Extract each record and reproduce it exactly.
## Begin
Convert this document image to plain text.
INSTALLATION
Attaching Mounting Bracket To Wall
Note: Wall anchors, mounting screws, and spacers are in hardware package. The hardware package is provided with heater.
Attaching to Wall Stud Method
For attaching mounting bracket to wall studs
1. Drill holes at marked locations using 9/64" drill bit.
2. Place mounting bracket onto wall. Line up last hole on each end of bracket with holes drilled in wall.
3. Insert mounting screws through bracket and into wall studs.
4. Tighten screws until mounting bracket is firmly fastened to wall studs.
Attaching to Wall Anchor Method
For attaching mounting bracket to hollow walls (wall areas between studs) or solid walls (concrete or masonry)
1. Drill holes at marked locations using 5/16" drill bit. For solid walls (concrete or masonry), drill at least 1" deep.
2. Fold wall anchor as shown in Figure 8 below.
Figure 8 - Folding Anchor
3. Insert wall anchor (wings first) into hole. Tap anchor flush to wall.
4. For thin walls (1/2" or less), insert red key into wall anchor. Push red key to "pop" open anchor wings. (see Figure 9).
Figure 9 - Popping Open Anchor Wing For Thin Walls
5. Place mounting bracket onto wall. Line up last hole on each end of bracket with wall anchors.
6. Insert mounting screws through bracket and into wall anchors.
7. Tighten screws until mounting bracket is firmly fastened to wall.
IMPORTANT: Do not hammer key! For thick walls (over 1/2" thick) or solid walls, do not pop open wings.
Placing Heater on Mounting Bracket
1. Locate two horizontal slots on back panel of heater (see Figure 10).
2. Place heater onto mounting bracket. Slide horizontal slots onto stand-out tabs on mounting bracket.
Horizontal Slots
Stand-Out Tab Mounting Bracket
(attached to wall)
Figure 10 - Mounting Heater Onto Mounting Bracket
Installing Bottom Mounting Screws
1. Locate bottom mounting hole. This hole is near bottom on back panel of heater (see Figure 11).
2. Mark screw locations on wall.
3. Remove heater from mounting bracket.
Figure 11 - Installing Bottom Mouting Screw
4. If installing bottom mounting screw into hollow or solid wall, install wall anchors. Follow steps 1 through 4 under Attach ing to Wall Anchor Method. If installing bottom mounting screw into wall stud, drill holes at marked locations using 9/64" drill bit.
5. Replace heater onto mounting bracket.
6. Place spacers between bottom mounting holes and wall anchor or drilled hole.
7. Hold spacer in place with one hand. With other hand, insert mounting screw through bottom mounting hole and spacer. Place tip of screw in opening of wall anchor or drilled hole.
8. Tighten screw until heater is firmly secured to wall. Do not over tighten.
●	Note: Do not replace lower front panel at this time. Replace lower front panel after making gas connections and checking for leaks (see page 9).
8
## End
## Solved exercise
Convert this document image to plain text.
INSTALLATION
Attaching Mounting Bracket To Wall
Note: Wall anchors, mounting screws, and spacers are in hardware package. The hardware package is provided with heater.
Attaching to Wall Stud Method
For attaching mounting bracket to wall studs
1. Drill holes at marked locations using 9/64" drill bit.
2. Place mounting bracket onto wall. Line up last hole on each end of bracket with holes drilled in wall.
3. Insert mounting screws through bracket and into wall studs.
4. Tighten screws until mounting bracket is firmly fastened to wall studs.
Attaching to Wall Anchor Method
For attaching mounting bracket to hollow walls (wall areas between studs) or solid walls (concrete or masonry)
1. Drill holes at marked locations using 5/16" drill bit. For solid walls (concrete or masonry), drill at least 1" deep.
2. Fold wall anchor as shown in Figure 8 below.
Figure 8 - Folding Anchor
3. Insert wall anchor (wings first) into hole. Tap anchor flush to wall.
4. For thin walls (1/2" or less), insert red key into wall anchor. Push red key to "pop" open anchor wings. (see Figure 9).
Figure 9 - Popping Open Anchor Wing For Thin Walls
5. Place mounting bracket onto wall. Line up last hole on each end of bracket with wall anchors.
6. Insert mounting screws through bracket and into wall anchors.
7. Tighten screws until mounting bracket is firmly fastened to wall.
IMPORTANT: Do not hammer key! For thick walls (over 1/2" thick) or solid walls, do not pop open wings.
Placing Heater on Mounting Bracket
1. Locate two horizontal slots on back panel of heater (see Figure 10).
2. Place heater onto mounting bracket. Slide horizontal slots onto stand-out tabs on mounting bracket.
Horizontal Slots
Stand-Out Tab Mounting Bracket
(attached to wall)
Figure 10 - Mounting Heater Onto Mounting Bracket
Installing Bottom Mounting Screws
1. Locate bottom mounting hole. This hole is near bottom on back panel of heater (see Figure 11).
2. Mark screw locations on wall.
3. Remove heater from mounting bracket.
Figure 11 - Installing Bottom Mouting Screw
4. If installing bottom mounting screw into hollow or solid wall, install wall anchors. Follow steps 1 through 4 under Attach ing to Wall Anchor Method. If installing bottom mounting screw into wall stud, drill holes at marked locations using 9/64" drill bit.
5. Replace heater onto mounting bracket.
6. Place spacers between bottom mounting holes and wall anchor or drilled hole.
7. Hold spacer in place with one hand. With other hand, insert mounting screw through bottom mounting hole and spacer. Place tip of screw in opening of wall anchor or drilled hole.
8. Tighten screw until heater is firmly secured to wall. Do not over tighten.
●	Note: Do not replace lower front panel at this time. Replace lower front panel after making gas connections and checking for leaks (see page 9).
8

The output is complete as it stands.